The records below must be retyped exactly.
_____
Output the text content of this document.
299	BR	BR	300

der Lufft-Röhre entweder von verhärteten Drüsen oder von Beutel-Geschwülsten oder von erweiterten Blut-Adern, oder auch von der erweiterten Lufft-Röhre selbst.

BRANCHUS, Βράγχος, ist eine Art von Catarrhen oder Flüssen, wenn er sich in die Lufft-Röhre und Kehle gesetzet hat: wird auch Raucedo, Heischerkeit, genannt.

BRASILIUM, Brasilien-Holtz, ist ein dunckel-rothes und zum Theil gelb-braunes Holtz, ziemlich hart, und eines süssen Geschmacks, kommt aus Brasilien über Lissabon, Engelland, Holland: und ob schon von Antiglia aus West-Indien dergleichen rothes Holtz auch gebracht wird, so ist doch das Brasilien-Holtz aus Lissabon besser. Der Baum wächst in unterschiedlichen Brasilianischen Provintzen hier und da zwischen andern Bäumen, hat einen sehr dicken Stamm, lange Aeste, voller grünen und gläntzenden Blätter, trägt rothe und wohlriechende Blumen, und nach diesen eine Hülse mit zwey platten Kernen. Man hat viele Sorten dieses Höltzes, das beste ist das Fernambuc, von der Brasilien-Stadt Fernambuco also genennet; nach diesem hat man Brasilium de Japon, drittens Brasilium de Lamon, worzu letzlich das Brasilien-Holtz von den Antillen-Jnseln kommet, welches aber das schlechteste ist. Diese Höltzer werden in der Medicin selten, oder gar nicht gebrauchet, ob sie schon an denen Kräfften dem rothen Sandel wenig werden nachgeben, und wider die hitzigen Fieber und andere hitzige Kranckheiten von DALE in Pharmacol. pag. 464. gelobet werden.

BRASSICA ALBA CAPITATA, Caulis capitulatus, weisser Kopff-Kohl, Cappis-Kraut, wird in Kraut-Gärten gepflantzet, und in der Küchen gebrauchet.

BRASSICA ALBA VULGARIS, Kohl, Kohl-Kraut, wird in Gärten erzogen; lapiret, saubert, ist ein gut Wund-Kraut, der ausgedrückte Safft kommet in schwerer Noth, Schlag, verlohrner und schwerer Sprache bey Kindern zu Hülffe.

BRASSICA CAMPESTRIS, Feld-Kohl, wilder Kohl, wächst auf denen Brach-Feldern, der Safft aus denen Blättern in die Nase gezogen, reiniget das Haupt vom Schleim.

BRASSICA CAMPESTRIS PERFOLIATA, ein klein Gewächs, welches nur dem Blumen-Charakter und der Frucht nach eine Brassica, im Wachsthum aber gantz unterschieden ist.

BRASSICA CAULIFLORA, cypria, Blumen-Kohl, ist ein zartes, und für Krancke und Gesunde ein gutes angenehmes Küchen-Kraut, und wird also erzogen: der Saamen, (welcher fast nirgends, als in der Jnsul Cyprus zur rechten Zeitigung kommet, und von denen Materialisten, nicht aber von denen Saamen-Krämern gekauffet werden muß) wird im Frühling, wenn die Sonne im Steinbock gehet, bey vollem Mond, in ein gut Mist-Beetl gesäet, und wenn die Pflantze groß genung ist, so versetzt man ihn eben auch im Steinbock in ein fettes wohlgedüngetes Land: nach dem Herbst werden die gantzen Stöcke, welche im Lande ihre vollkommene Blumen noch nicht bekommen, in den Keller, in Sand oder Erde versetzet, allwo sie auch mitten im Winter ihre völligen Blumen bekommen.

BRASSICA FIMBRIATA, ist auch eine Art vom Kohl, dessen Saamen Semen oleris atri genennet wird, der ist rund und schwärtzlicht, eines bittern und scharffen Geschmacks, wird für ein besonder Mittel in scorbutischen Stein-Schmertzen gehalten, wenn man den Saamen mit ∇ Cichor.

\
_____
# In response
Output the text content of this document.
299	BR	BR	300

der Lufft-Röhre entweder von verhärteten Drüsen oder von Beutel-Geschwülsten oder von erweiterten Blut-Adern, oder auch von der erweiterten Lufft-Röhre selbst.

BRANCHUS, Βράγχος, ist eine Art von Catarrhen oder Flüssen, wenn er sich in die Lufft-Röhre und Kehle gesetzet hat: wird auch Raucedo, Heischerkeit, genannt.

BRASILIUM, Brasilien-Holtz, ist ein dunckel-rothes und zum Theil gelb-braunes Holtz, ziemlich hart, und eines süssen Geschmacks, kommt aus Brasilien über Lissabon, Engelland, Holland: und ob schon von Antiglia aus West-Indien dergleichen rothes Holtz auch gebracht wird, so ist doch das Brasilien-Holtz aus Lissabon besser. Der Baum wächst in unterschiedlichen Brasilianischen Provintzen hier und da zwischen andern Bäumen, hat einen sehr dicken Stamm, lange Aeste, voller grünen und gläntzenden Blätter, trägt rothe und wohlriechende Blumen, und nach diesen eine Hülse mit zwey platten Kernen. Man hat viele Sorten dieses Höltzes, das beste ist das Fernambuc, von der Brasilien-Stadt Fernambuco also genennet; nach diesem hat man Brasilium de Japon, drittens Brasilium de Lamon, worzu letzlich das Brasilien-Holtz von den Antillen-Jnseln kommet, welches aber das schlechteste ist. Diese Höltzer werden in der Medicin selten, oder gar nicht gebrauchet, ob sie schon an denen Kräfften dem rothen Sandel wenig werden nachgeben, und wider die hitzigen Fieber und andere hitzige Kranckheiten von DALE in Pharmacol. pag. 464. gelobet werden.

BRASSICA ALBA CAPITATA, Caulis capitulatus, weisser Kopff-Kohl, Cappis-Kraut, wird in Kraut-Gärten gepflantzet, und in der Küchen gebrauchet.

BRASSICA ALBA VULGARIS, Kohl, Kohl-Kraut, wird in Gärten erzogen; lapiret, saubert, ist ein gut Wund-Kraut, der ausgedrückte Safft kommet in schwerer Noth, Schlag, verlohrner und schwerer Sprache bey Kindern zu Hülffe.

BRASSICA CAMPESTRIS, Feld-Kohl, wilder Kohl, wächst auf denen Brach-Feldern, der Safft aus denen Blättern in die Nase gezogen, reiniget das Haupt vom Schleim.

BRASSICA CAMPESTRIS PERFOLIATA, ein klein Gewächs, welches nur dem Blumen-Charakter und der Frucht nach eine Brassica, im Wachsthum aber gantz unterschieden ist.

BRASSICA CAULIFLORA, cypria, Blumen-Kohl, ist ein zartes, und für Krancke und Gesunde ein gutes angenehmes Küchen-Kraut, und wird also erzogen: der Saamen, (welcher fast nirgends, als in der Jnsul Cyprus zur rechten Zeitigung kommet, und von denen Materialisten, nicht aber von denen Saamen-Krämern gekauffet werden muß) wird im Frühling, wenn die Sonne im Steinbock gehet, bey vollem Mond, in ein gut Mist-Beetl gesäet, und wenn die Pflantze groß genung ist, so versetzt man ihn eben auch im Steinbock in ein fettes wohlgedüngetes Land: nach dem Herbst werden die gantzen Stöcke, welche im Lande ihre vollkommene Blumen noch nicht bekommen, in den Keller, in Sand oder Erde versetzet, allwo sie auch mitten im Winter ihre völligen Blumen bekommen.

BRASSICA FIMBRIATA, ist auch eine Art vom Kohl, dessen Saamen Semen oleris atri genennet wird, der ist rund und schwärtzlicht, eines bittern und scharffen Geschmacks, wird für ein besonder Mittel in scorbutischen Stein-Schmertzen gehalten, wenn man den Saamen mit ∇ Cichor.

\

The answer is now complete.